Generalized preferential attachment: The new link in layers \(\alpha = 1, 2\) is attached to node i with probability \(\Pi _i^\alpha\) proportional to a linear combination of the degree \(k_i^{[1]}\) of node i in layer 1 and \(k_i^{[2]}\) of node i in layer 2.
Growing multiplex network models have been proposed in [20, 42], where the multiplex network grows by the addition of an entire new layer at each step. In [20], two nodes i and j in the new layer are linked with a probability \(p_{ij}\) that depends on the quantity there called node multiplexity \(Q_{ij}\). In particular, \(p_{ij}\) can be either positively correlated with \(Q_{ij}\) , or negatively correlated to it. In the first case two nodes that are active at the same time in many layers are more likely to be connected in the new layer, in the second case two nodes that are active at the same time in many layers have small probability to be connected in the new layer. In [42], instead, every node i of the new layer will be active with a probability \(P_i\) proportional to the activity of the node \(B_i\): \(P_i \approx A + B_i(t)\), where A is a parameter of the model. This model enforces a sort of “preferential attachment” of the new layers to nodes of high activity \(B_i\) , and a power law distribution \(P(B_i)\) of the activities of the nodes.
The simplest way to obtain a static generative model for multiplex networks is to generalize the existing methods for singlelayer ones [1]. Fixing the degree sequence in each layer, one can use a configuration model to obtain a particular realization of the given set of connectivities. In [43] the authors have made the choice to add interlayer links arbitrarily. A different approach is to keep using a configuration model, but to specify the edges between the layers by means of a jointdegree distribution [44,45,46].
A similar method is to specify the degree sequences together with a probability matrix whose element (i, j) is the fraction of interlayer links between layers i and j. The actual link placement is still achieved via uniform random choice [47]. A generalization of this approach has been proposed in [48]; the authors impose the degree correlations within and between layers by means of a set of matrices that specify the fraction of edges between nodes of given degrees in given layers.
Copublications multilayer networks
By browsing the headers of scientific papers, we can represent and analyze three networks namely: authors’ networks, laboratories’ networks and institutions’ networks. We referred by header of paper, the description of the title of the paper, the names of authors and their affiliations (Fig. 2 is an example of paper’s header). The networks are defined as follows:

1.
The network of authors. A node represents an author and, if an author i coauthored a paper with author j, the graph contains an undirected edge from i to j. If the paper is coauthored by k authors this generates a completely connected (sub)graph on k nodes.

2.
The network of laboratories. A node represents a laboratory in which at least one author published a paper, an edge links two laboratories if it exists at least one paper coauthored by authors of these two laboratories.

3.
____
[TASKS TO COMPLETE]
• A. In the multiplex network text, what is the probability \(P_i\) that a node of a new layer is active proportional to in the model of [42]?
• B. In the multiplex network text, write out the passage from "The network of authors." up to and including "these two laboratories.", swapping "undirected" for "unweighted".
• C. Supply the next part of the multiplex network text, picking up after its last line.

[DATASET EXTRACT]
____
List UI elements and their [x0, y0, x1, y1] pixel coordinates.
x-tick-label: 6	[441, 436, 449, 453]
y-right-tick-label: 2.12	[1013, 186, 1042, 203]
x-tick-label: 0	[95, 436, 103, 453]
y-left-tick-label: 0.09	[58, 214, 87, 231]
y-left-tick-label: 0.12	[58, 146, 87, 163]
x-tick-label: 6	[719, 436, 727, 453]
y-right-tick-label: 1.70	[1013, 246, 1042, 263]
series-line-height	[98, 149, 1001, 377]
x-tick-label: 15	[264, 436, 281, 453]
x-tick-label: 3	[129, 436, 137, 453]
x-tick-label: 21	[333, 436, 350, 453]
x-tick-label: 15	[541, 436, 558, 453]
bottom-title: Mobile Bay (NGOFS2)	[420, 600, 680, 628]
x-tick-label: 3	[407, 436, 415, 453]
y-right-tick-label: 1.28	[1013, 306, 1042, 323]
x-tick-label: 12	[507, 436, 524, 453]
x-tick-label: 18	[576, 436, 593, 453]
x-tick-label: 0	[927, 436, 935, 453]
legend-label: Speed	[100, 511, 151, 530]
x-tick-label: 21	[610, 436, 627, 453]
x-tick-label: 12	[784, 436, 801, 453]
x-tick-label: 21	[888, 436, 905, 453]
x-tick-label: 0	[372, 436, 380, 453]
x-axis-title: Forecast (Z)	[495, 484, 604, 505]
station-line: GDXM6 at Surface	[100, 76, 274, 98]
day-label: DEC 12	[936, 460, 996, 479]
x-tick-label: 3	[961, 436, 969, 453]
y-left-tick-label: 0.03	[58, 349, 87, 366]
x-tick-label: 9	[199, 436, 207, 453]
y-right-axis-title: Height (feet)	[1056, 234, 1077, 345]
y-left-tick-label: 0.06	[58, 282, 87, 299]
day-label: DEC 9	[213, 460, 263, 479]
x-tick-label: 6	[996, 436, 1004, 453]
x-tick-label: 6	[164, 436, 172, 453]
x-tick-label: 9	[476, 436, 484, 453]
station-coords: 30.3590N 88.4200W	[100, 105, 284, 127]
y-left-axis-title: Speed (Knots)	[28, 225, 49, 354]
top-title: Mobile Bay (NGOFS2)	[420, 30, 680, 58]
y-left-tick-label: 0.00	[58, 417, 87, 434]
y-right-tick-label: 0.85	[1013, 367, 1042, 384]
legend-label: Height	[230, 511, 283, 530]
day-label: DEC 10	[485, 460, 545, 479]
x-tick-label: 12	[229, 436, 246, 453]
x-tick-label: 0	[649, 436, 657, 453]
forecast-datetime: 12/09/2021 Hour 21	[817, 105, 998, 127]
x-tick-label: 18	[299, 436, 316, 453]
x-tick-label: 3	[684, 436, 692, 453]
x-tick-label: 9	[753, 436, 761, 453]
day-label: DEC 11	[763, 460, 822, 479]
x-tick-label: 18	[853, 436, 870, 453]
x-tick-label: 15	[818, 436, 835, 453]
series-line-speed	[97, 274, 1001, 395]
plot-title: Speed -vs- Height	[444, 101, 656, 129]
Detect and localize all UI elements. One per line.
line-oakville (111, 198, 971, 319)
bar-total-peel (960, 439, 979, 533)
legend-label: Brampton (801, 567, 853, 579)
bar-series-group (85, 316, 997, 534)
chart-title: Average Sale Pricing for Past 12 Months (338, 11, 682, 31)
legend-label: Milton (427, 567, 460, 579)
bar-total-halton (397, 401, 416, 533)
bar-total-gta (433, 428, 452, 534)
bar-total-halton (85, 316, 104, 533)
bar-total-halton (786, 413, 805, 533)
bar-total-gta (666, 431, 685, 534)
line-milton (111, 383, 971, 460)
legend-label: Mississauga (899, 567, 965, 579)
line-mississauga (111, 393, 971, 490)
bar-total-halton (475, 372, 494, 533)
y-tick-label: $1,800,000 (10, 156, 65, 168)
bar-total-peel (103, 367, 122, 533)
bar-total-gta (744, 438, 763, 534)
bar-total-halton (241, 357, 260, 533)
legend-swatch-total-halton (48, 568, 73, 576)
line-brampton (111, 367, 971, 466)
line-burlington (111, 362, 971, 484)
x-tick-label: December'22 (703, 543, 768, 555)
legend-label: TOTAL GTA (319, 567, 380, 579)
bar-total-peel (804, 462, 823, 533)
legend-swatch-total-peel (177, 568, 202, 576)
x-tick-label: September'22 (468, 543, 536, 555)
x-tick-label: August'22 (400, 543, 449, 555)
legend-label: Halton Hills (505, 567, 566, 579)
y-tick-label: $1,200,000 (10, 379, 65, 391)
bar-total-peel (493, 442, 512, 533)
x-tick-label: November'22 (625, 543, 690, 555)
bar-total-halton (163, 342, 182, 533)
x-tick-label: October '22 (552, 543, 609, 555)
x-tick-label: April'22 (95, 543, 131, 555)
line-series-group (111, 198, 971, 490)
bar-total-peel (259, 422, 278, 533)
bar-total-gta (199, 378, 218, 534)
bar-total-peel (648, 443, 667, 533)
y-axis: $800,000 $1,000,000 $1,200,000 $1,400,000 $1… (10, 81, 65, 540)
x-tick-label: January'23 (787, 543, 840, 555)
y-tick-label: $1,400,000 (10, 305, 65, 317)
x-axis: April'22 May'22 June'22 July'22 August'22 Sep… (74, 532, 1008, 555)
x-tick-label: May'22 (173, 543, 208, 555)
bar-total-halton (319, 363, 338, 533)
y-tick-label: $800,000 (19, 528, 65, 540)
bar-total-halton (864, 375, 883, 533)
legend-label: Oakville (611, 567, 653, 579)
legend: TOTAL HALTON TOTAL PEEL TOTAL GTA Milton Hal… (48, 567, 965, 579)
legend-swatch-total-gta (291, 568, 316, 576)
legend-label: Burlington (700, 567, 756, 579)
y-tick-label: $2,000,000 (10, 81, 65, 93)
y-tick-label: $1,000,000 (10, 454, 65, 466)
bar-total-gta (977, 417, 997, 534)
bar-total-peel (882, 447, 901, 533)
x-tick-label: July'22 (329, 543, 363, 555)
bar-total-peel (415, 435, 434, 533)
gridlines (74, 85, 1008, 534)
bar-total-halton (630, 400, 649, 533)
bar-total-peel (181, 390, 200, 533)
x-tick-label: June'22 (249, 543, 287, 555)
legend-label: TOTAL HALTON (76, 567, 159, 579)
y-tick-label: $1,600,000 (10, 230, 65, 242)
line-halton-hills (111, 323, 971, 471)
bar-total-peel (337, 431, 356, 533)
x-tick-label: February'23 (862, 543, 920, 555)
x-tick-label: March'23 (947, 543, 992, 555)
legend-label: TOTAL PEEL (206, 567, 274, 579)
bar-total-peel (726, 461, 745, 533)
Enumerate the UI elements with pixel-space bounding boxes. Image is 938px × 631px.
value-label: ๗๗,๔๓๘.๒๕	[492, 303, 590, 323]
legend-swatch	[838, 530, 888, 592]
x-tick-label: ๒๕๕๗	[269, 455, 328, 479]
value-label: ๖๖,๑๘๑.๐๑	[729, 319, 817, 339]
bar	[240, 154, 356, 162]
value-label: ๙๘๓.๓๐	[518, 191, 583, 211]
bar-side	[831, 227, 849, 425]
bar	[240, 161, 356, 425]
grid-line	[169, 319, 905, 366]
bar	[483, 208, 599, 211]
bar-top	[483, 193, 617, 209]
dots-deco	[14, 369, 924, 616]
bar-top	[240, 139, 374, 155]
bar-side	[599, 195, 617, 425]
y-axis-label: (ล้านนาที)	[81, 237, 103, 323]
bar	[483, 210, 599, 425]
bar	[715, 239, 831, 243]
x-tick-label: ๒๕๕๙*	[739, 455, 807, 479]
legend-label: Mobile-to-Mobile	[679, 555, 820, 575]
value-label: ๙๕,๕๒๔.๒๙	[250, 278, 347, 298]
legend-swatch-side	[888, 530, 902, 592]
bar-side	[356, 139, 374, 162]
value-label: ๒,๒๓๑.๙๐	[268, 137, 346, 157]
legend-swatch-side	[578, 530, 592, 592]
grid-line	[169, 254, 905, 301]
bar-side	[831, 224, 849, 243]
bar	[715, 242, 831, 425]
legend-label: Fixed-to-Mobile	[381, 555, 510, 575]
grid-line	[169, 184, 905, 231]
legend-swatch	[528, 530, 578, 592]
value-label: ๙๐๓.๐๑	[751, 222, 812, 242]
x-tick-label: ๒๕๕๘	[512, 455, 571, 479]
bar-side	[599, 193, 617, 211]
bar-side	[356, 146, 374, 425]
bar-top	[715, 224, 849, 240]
____
[ANSWERS TO THE PROBLEMS]
• A. It is proportional to the activity of the node, \(B_i\).

• B.
The network of authors. A node represents an author and, if an author i coauthored a paper with author j, the graph contains an unweighted edge from i to j. If the paper is coauthored by k authors this generates a completely connected (sub)graph on k nodes.

2.
The network of laboratories. A node represents a laboratory in which at least one author published a paper, an edge links two laboratories if it exists at least one paper coauthored by authors of these two laboratories.

• C.
The network of institutions. A node represents an institution of the authors who have published at least one paper and, an edge links two institutions if it exists at least one paper coauthored by authors from two laboratories each related to these institutions. The term institution is used to refer to a university, research center or a research institution.
Because of a reciprocal collaboration, these networks are undirected. They can be weighted by the number of publications between the two entities or not according to the goal that is given to the study. In this study, they are unweighted. Note that, for the type of nodes (author, laboratory or institution) considered, network construction is summarized in the subsequent creation of clique. The three generated networks are interdependent because of the affiliation relationship between their entities. So, in addition to the above description, we add new edges that represent affiliations’ relations between authors and laboratories and affiliations’ relations between laboratories and institutions.
We then say that these networks are multilayered (see Fig. 1) and are deduced from collaboration between authors. Indeed, the actors involved in copublication are the authors. In theses networks, we have two types of relationship: collaboration(at the same level) and affiliation(between two levels).
The studied networks can be formally represented by \({\mathcal {M}} = ({\mathcal {G}}, {\mathcal {C}})\), where: \({\mathcal {G}} = \{G_\alpha ; \alpha \in \{1, 2 , 3 \}\}\) is a layers of \({\mathcal {M}}\) with \(G_1\) is network of researchers, \(G_2\) is network of laboratories, \(G_3\) is network of institutions. Each \(G_\alpha ; \alpha \in \{1, 2 , 3 \}\) is a collaboration network and \({\mathcal {C}}\) is a set the affiliations edges.
We have built multilayer networks from the publications of the open archive HAL^{Footnote 1} between 2006 and 2016. HAL is an open archive where authors can deposit scholarly documents from all academic fields. The total number of papers used in this dataset is 70224 organized in eight research fields.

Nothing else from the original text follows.